*Work instruction 1*
Decide whether each statement agrees with the piece on "Skating In Central Park." (a) Jim Hall plays the piano. (b) The writer's dad is at the bar ordering a pint. (c) The writer once got stuck in a bouncy castle. For each, answer yes or no and quote the words of the piece that decide it.
*Work instruction 2*
Transcribe the stretch of the piece on "Skating In Central Park" from "6. Bill Evans" through "Thanks guys. Cheers.".

*Document segment*
===============
6. Bill Evans & Jim Hall – Skating In Central Park
Ok, the sun’s going down. Your skin feels sunblessed, your heart is rested and your mind peaceful. It’s time to pop back into town for something to eat. You find the perfect place and to your utter amazement, Bill Evans is on the piano and Jim Hall is on the guitar. Maybe you’ve gone to jazz heaven. So, where’s my dad? He’s at the bar ordering a pint. This music is so organic, it’s like watching two whistling spiders weaving a web together. The thing is, it’s a more like a bouncy castle, more fun that getting stuck in a web. Actually, I just remembered I got stuck in a bouncy castle once. It was one of those big moving ball ones. I think they’re banned now. See where music can take you? Into a fight or flight memory. Music is healing. I will heal this now. Thanks guys. Cheers.
===============
*Data*
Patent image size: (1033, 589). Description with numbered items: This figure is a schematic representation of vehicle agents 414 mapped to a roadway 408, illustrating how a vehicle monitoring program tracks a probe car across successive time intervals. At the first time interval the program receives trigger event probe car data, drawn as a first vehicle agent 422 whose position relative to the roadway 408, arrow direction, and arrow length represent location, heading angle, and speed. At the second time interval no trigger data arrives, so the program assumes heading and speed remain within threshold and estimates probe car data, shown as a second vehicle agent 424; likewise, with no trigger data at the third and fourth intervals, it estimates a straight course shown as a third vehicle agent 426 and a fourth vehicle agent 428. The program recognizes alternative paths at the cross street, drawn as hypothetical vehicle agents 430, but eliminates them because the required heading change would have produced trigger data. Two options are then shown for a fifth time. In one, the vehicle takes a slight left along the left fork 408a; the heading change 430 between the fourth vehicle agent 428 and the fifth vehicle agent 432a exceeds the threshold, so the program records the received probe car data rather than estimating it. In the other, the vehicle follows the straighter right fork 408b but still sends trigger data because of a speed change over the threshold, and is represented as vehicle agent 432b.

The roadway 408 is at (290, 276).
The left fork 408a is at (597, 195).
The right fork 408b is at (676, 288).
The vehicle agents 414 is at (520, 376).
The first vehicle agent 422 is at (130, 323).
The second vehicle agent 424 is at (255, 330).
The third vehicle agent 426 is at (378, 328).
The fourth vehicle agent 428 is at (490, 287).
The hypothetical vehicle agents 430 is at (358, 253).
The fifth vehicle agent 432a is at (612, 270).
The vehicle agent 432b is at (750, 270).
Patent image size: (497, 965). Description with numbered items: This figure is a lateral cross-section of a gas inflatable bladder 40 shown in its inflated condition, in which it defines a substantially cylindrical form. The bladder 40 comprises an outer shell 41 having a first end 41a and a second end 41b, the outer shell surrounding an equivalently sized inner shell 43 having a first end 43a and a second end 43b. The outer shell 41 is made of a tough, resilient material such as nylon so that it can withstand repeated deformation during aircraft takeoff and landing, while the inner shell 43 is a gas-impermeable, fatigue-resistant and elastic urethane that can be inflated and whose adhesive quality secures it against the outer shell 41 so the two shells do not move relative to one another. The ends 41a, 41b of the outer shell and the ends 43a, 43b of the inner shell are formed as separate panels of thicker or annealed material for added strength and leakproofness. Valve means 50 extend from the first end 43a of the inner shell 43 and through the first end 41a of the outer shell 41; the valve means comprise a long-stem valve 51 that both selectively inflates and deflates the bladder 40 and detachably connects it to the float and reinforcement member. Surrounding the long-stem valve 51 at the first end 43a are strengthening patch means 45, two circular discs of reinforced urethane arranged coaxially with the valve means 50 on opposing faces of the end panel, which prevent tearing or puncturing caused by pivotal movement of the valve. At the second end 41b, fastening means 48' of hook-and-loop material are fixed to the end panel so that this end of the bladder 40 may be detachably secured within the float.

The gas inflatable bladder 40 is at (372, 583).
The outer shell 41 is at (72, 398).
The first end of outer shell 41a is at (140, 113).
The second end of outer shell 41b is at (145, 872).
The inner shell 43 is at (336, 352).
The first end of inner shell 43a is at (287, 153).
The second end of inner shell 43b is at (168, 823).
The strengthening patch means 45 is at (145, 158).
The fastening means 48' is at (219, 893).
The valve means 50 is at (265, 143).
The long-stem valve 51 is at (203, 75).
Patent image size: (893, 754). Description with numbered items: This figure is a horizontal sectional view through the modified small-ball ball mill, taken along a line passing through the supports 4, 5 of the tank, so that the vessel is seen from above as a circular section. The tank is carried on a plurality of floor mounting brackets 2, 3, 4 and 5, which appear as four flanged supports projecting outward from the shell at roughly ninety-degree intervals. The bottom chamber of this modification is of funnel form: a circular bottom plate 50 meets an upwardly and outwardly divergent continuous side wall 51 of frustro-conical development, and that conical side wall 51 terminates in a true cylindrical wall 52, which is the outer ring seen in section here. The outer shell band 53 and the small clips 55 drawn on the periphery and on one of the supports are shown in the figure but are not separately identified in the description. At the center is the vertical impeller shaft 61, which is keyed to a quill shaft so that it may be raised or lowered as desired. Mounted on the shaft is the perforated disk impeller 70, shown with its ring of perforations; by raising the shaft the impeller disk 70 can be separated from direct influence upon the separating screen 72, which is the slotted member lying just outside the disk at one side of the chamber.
===============
*Answer section 1*
(a) No: "Bill Evans is on the piano and Jim Hall is on the guitar."
(b) Yes: "He’s at the bar ordering a pint."
(c) Yes: "I got stuck in a bouncy castle once."

*Answer section 2*
6. Bill Evans & Jim Hall – Skating In Central Park
Ok, the sun’s going down. Your skin feels sunblessed, your heart is rested and your mind peaceful. It’s time to pop back into town for something to eat. You find the perfect place and to your utter amazement, Bill Evans is on the piano and Jim Hall is on the guitar. Maybe you’ve gone to jazz heaven. So, where’s my dad? He’s at the bar ordering a pint. This music is so organic, it’s like watching two whistling spiders weaving a web together. The thing is, it’s a more like a bouncy castle, more fun that getting stuck in a web. Actually, I just remembered I got stuck in a bouncy castle once. It was one of those big moving ball ones. I think they’re banned now. See where music can take you? Into a fight or flight memory. Music is healing. I will heal this now. Thanks guys. Cheers.